WRITTEN PROBLEM:
Can you output the material exactly as written, minus any pictures it holds?
————
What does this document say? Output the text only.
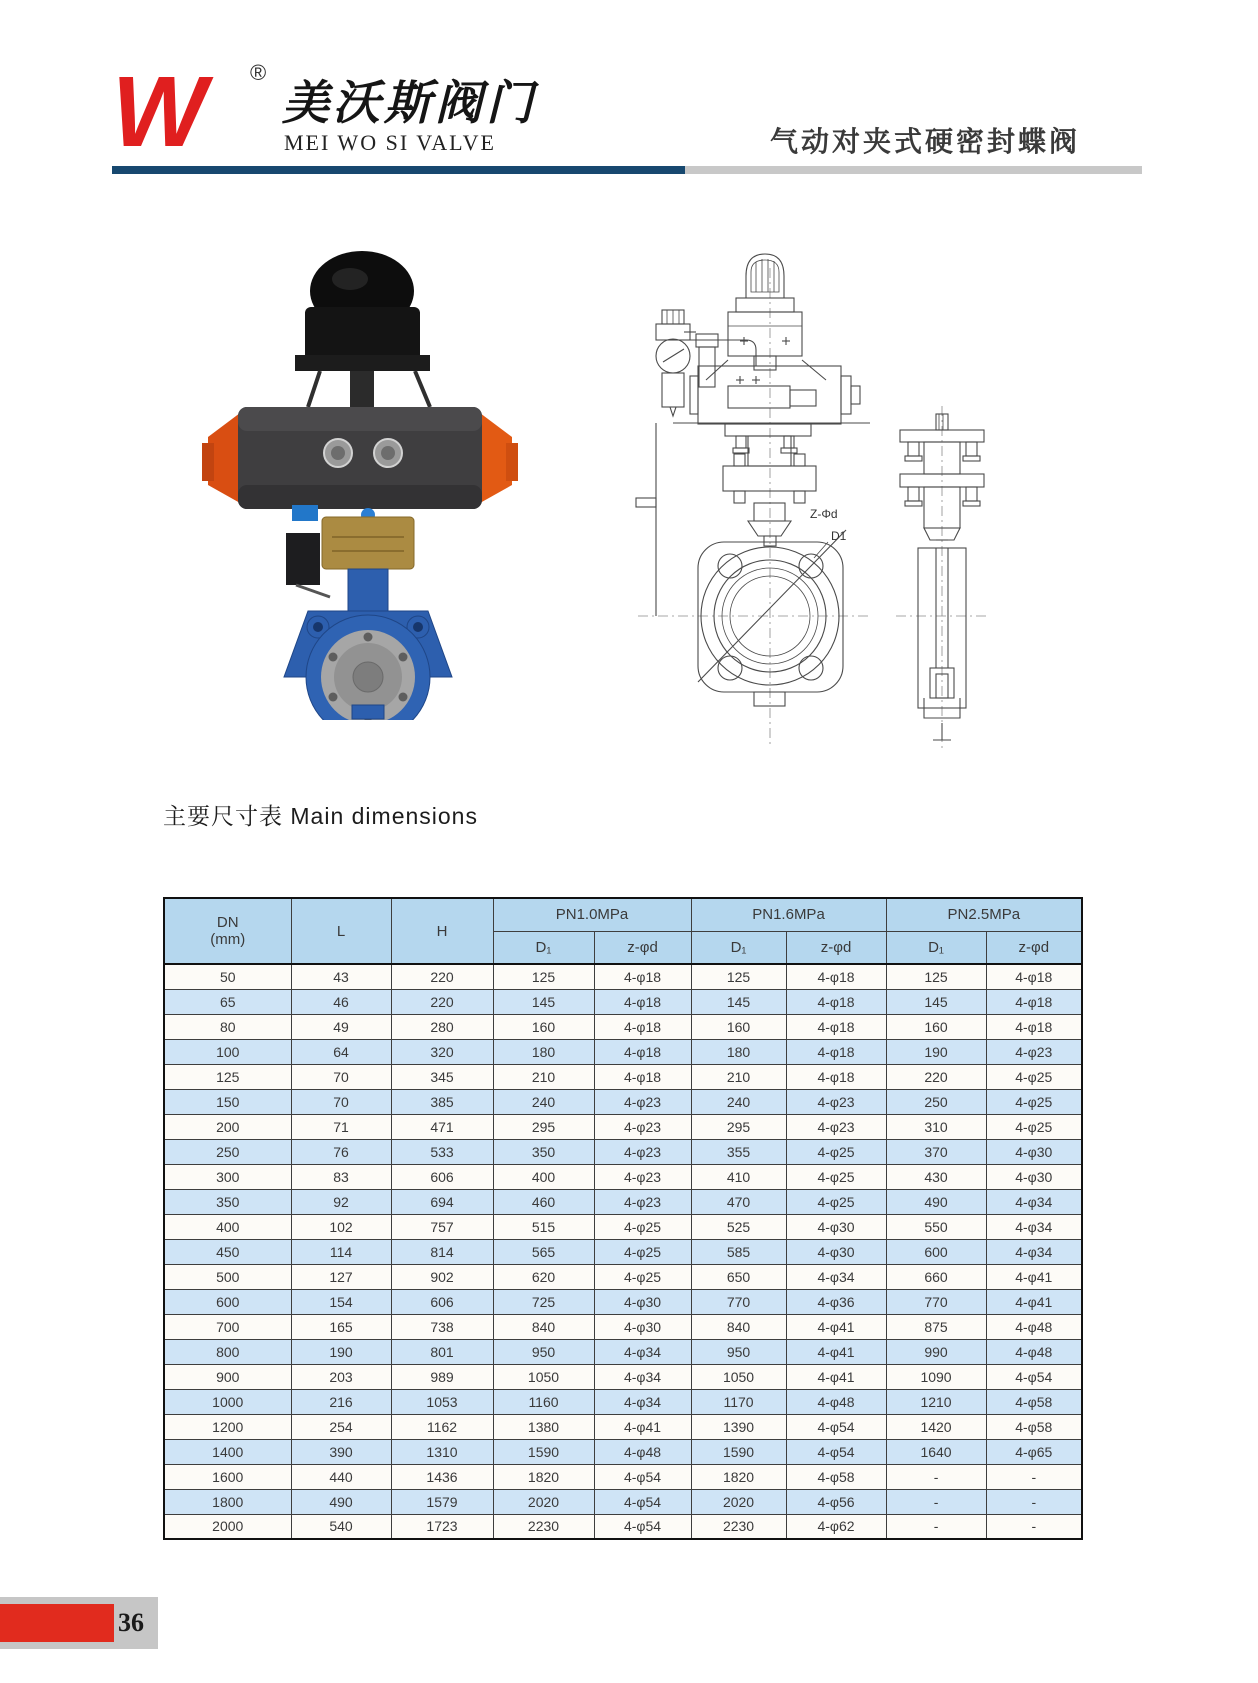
W	®
美沃斯阀门
MEI WO SI VALVE	气动对夹式硬密封蝶阀
Z-Φd
D1
主要尺寸表 Main dimensions
DN
(mm)	L	H	PN1.0MPa		PN1.6MPa		PN2.5MPa	
			D₁	z-φd	D₁	z-φd	D₁	z-φd
50	43	220	125	4-φ18	125	4-φ18	125	4-φ18
65	46	220	145	4-φ18	145	4-φ18	145	4-φ18
80	49	280	160	4-φ18	160	4-φ18	160	4-φ18
100	64	320	180	4-φ18	180	4-φ18	190	4-φ23
125	70	345	210	4-φ18	210	4-φ18	220	4-φ25
150	70	385	240	4-φ23	240	4-φ23	250	4-φ25
200	71	471	295	4-φ23	295	4-φ23	310	4-φ25
250	76	533	350	4-φ23	355	4-φ25	370	4-φ30
300	83	606	400	4-φ23	410	4-φ25	430	4-φ30
350	92	694	460	4-φ23	470	4-φ25	490	4-φ34
400	102	757	515	4-φ25	525	4-φ30	550	4-φ34
450	114	814	565	4-φ25	585	4-φ30	600	4-φ34
500	127	902	620	4-φ25	650	4-φ34	660	4-φ41
600	154	606	725	4-φ30	770	4-φ36	770	4-φ41
700	165	738	840	4-φ30	840	4-φ41	875	4-φ48
800	190	801	950	4-φ34	950	4-φ41	990	4-φ48
900	203	989	1050	4-φ34	1050	4-φ41	1090	4-φ54
1000	216	1053	1160	4-φ34	1170	4-φ48	1210	4-φ58
1200	254	1162	1380	4-φ41	1390	4-φ54	1420	4-φ58
1400	390	1310	1590	4-φ48	1590	4-φ54	1640	4-φ65
1600	440	1436	1820	4-φ54	1820	4-φ58	-	-
1800	490	1579	2020	4-φ54	2020	4-φ56	-	-
2000	540	1723	2230	4-φ54	2230	4-φ62	-	-
36
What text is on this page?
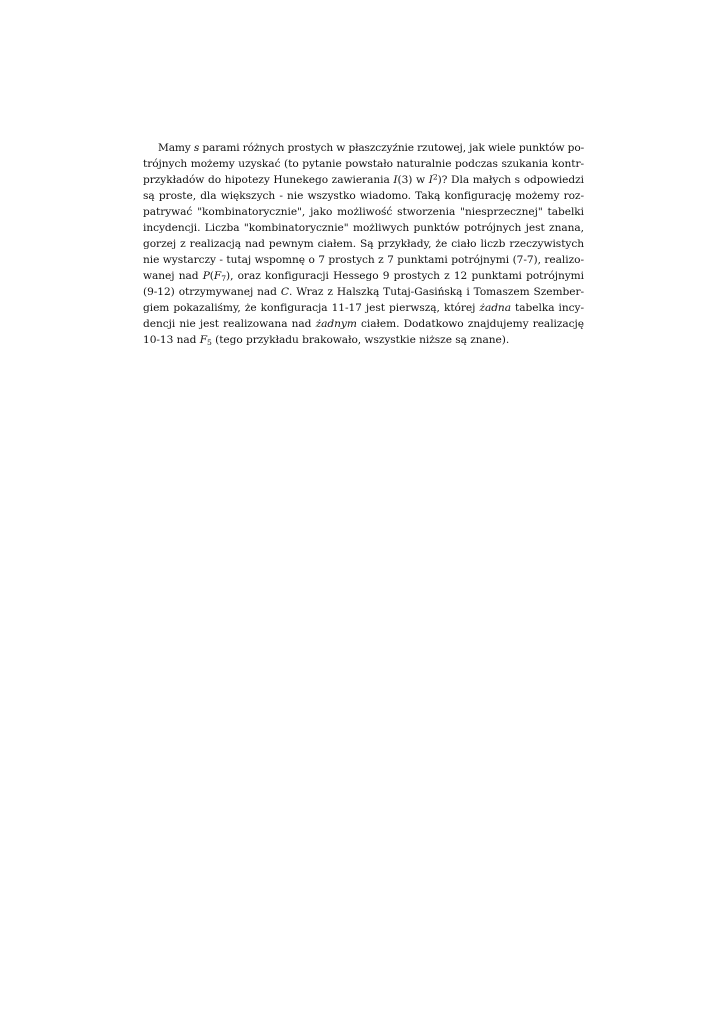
Mamy s parami różnych prostych w płaszczyźnie rzutowej, jak wiele punktów po-
trójnych możemy uzyskać (to pytanie powstało naturalnie podczas szukania kontr-
przykładów do hipotezy Hunekego zawierania I(3) w $I^2$)? Dla małych s odpowiedzi
są proste, dla większych - nie wszystko wiadomo. Taką konfigurację możemy roz-
patrywać "kombinatorycznie", jako możliwość stworzenia "niesprzecznej" tabelki
incydencji. Liczba "kombinatorycznie" możliwych punktów potrójnych jest znana,
gorzej z realizacją nad pewnym ciałem. Są przykłady, że ciało liczb rzeczywistych
nie wystarczy - tutaj wspomnę o 7 prostych z 7 punktami potrójnymi (7-7), realizo-
wanej nad $P(F_7)$, oraz konfiguracji Hessego 9 prostych z 12 punktami potrójnymi
(9-12) otrzymywanej nad C. Wraz z Halszką Tutaj-Gasińską i Tomaszem Szember-
giem pokazaliśmy, że konfiguracja 11-17 jest pierwszą, której żadna tabelka incy-
dencji nie jest realizowana nad żadnym ciałem. Dodatkowo znajdujemy realizację
10-13 nad $F_5$ (tego przykładu brakowało, wszystkie niższe są znane).
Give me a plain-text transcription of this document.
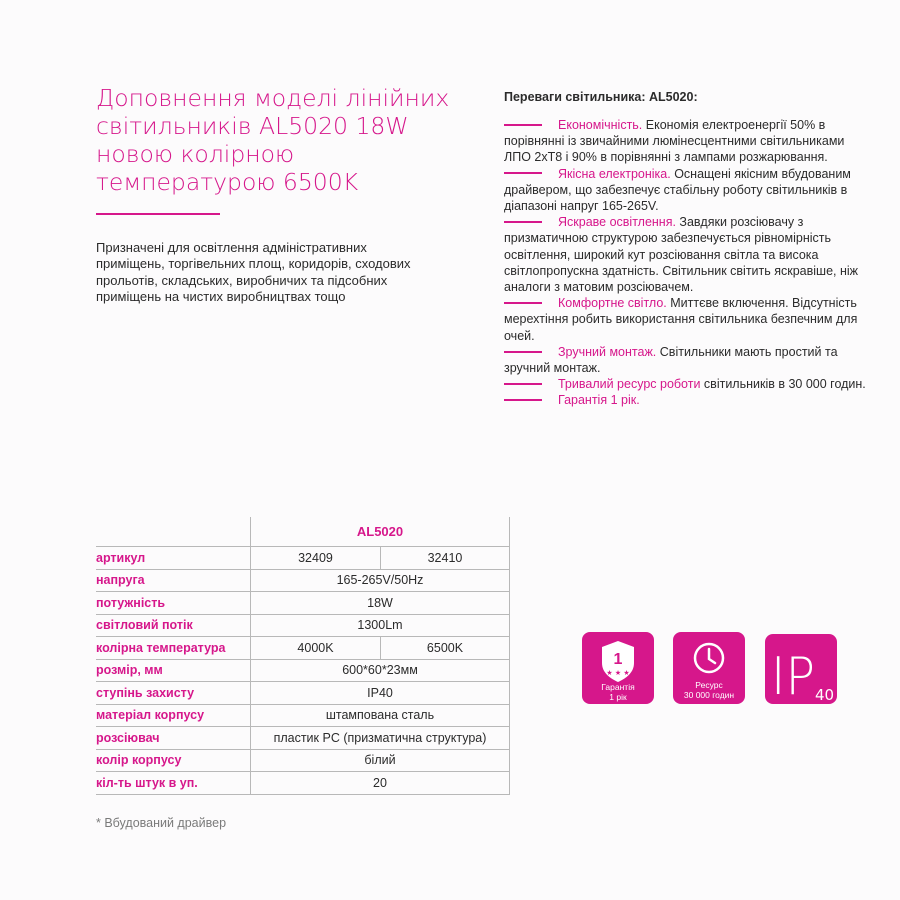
Доповнення моделі лінійних світильників AL5020 18W новою колірною температурою 6500K
Призначені для освітлення адміністративних приміщень, торгівельних площ, коридорів, сходових прольотів, складських, виробничих та підсобних приміщень на чистих виробництвах тощо
Переваги світильника: AL5020:
Економічність. Економія електроенергії 50% в порівнянні із звичайними люмінесцентними світильниками ЛПО 2хТ8 і 90% в порівнянні з лампами розжарювання.
Якісна електроніка. Оснащені якісним вбудованим драйвером, що забезпечує стабільну роботу світильників в діапазоні напруг 165-265V.
Яскраве освітлення. Завдяки розсіювачу з призматичною структурою забезпечується рівномірність освітлення, широкий кут розсіювання світла та висока світлопропускна здатність. Світильник світить яскравіше, ніж аналоги з матовим розсіювачем.
Комфортне світло. Миттєве включення. Відсутність мерехтіння робить використання світильника безпечним для очей.
Зручний монтаж. Світильники мають простий та зручний монтаж.
Тривалий ресурс роботи світильників в 30 000 годин.
Гарантія 1 рік.
	AL5020	
артикул	32409	32410
напруга	165-265V/50Hz	
потужність	18W	
світловий потік	1300Lm	
колірна температура	4000K	6500K
розмір, мм	600*60*23мм	
ступінь захисту	IP40	
матеріал корпусу	штампована сталь	
розсіювач	пластик PC (призматична структура)	
колір корпусу	білий	
кіл-ть штук в уп.	20	
* Вбудований драйвер
1
★ ★ ★
Гарантія
1 рік
Ресурс
30 000 годин IP 40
————
OUTPUT OF THE TASK:
What does this document say? Output the text only.
W	®
美沃斯阀门
MEI WO SI VALVE	气动对夹式硬密封蝶阀
Z-Φd
D1
主要尺寸表 Main dimensions
DN
(mm)	L	H	PN1.0MPa		PN1.6MPa		PN2.5MPa	
			D₁	z-φd	D₁	z-φd	D₁	z-φd
50	43	220	125	4-φ18	125	4-φ18	125	4-φ18
65	46	220	145	4-φ18	145	4-φ18	145	4-φ18
80	49	280	160	4-φ18	160	4-φ18	160	4-φ18
100	64	320	180	4-φ18	180	4-φ18	190	4-φ23
125	70	345	210	4-φ18	210	4-φ18	220	4-φ25
150	70	385	240	4-φ23	240	4-φ23	250	4-φ25
200	71	471	295	4-φ23	295	4-φ23	310	4-φ25
250	76	533	350	4-φ23	355	4-φ25	370	4-φ30
300	83	606	400	4-φ23	410	4-φ25	430	4-φ30
350	92	694	460	4-φ23	470	4-φ25	490	4-φ34
400	102	757	515	4-φ25	525	4-φ30	550	4-φ34
450	114	814	565	4-φ25	585	4-φ30	600	4-φ34
500	127	902	620	4-φ25	650	4-φ34	660	4-φ41
600	154	606	725	4-φ30	770	4-φ36	770	4-φ41
700	165	738	840	4-φ30	840	4-φ41	875	4-φ48
800	190	801	950	4-φ34	950	4-φ41	990	4-φ48
900	203	989	1050	4-φ34	1050	4-φ41	1090	4-φ54
1000	216	1053	1160	4-φ34	1170	4-φ48	1210	4-φ58
1200	254	1162	1380	4-φ41	1390	4-φ54	1420	4-φ58
1400	390	1310	1590	4-φ48	1590	4-φ54	1640	4-φ65
1600	440	1436	1820	4-φ54	1820	4-φ58	-	-
1800	490	1579	2020	4-φ54	2020	4-φ56	-	-
2000	540	1723	2230	4-φ54	2230	4-φ62	-	-
36
What text is on this page?
Mamy s parami różnych prostych w płaszczyźnie rzutowej, jak wiele punktów po-
trójnych możemy uzyskać (to pytanie powstało naturalnie podczas szukania kontr-
przykładów do hipotezy Hunekego zawierania I(3) w $I^2$)? Dla małych s odpowiedzi
są proste, dla większych - nie wszystko wiadomo. Taką konfigurację możemy roz-
patrywać "kombinatorycznie", jako możliwość stworzenia "niesprzecznej" tabelki
incydencji. Liczba "kombinatorycznie" możliwych punktów potrójnych jest znana,
gorzej z realizacją nad pewnym ciałem. Są przykłady, że ciało liczb rzeczywistych
nie wystarczy - tutaj wspomnę o 7 prostych z 7 punktami potrójnymi (7-7), realizo-
wanej nad $P(F_7)$, oraz konfiguracji Hessego 9 prostych z 12 punktami potrójnymi
(9-12) otrzymywanej nad C. Wraz z Halszką Tutaj-Gasińską i Tomaszem Szember-
giem pokazaliśmy, że konfiguracja 11-17 jest pierwszą, której żadna tabelka incy-
dencji nie jest realizowana nad żadnym ciałem. Dodatkowo znajdujemy realizację
10-13 nad $F_5$ (tego przykładu brakowało, wszystkie niższe są znane).
Give me a plain-text transcription of this document.
Доповнення моделі лінійних світильників AL5020 18W новою колірною температурою 6500K
Призначені для освітлення адміністративних приміщень, торгівельних площ, коридорів, сходових прольотів, складських, виробничих та підсобних приміщень на чистих виробництвах тощо
Переваги світильника: AL5020:
Економічність. Економія електроенергії 50% в порівнянні із звичайними люмінесцентними світильниками ЛПО 2хТ8 і 90% в порівнянні з лампами розжарювання.
Якісна електроніка. Оснащені якісним вбудованим драйвером, що забезпечує стабільну роботу світильників в діапазоні напруг 165-265V.
Яскраве освітлення. Завдяки розсіювачу з призматичною структурою забезпечується рівномірність освітлення, широкий кут розсіювання світла та висока світлопропускна здатність. Світильник світить яскравіше, ніж аналоги з матовим розсіювачем.
Комфортне світло. Миттєве включення. Відсутність мерехтіння робить використання світильника безпечним для очей.
Зручний монтаж. Світильники мають простий та зручний монтаж.
Тривалий ресурс роботи світильників в 30 000 годин.
Гарантія 1 рік.
	AL5020	
артикул	32409	32410
напруга	165-265V/50Hz	
потужність	18W	
світловий потік	1300Lm	
колірна температура	4000K	6500K
розмір, мм	600*60*23мм	
ступінь захисту	IP40	
матеріал корпусу	штампована сталь	
розсіювач	пластик PC (призматична структура)	
колір корпусу	білий	
кіл-ть штук в уп.	20	
* Вбудований драйвер
1
★ ★ ★
Гарантія
1 рік
Ресурс
30 000 годин IP 40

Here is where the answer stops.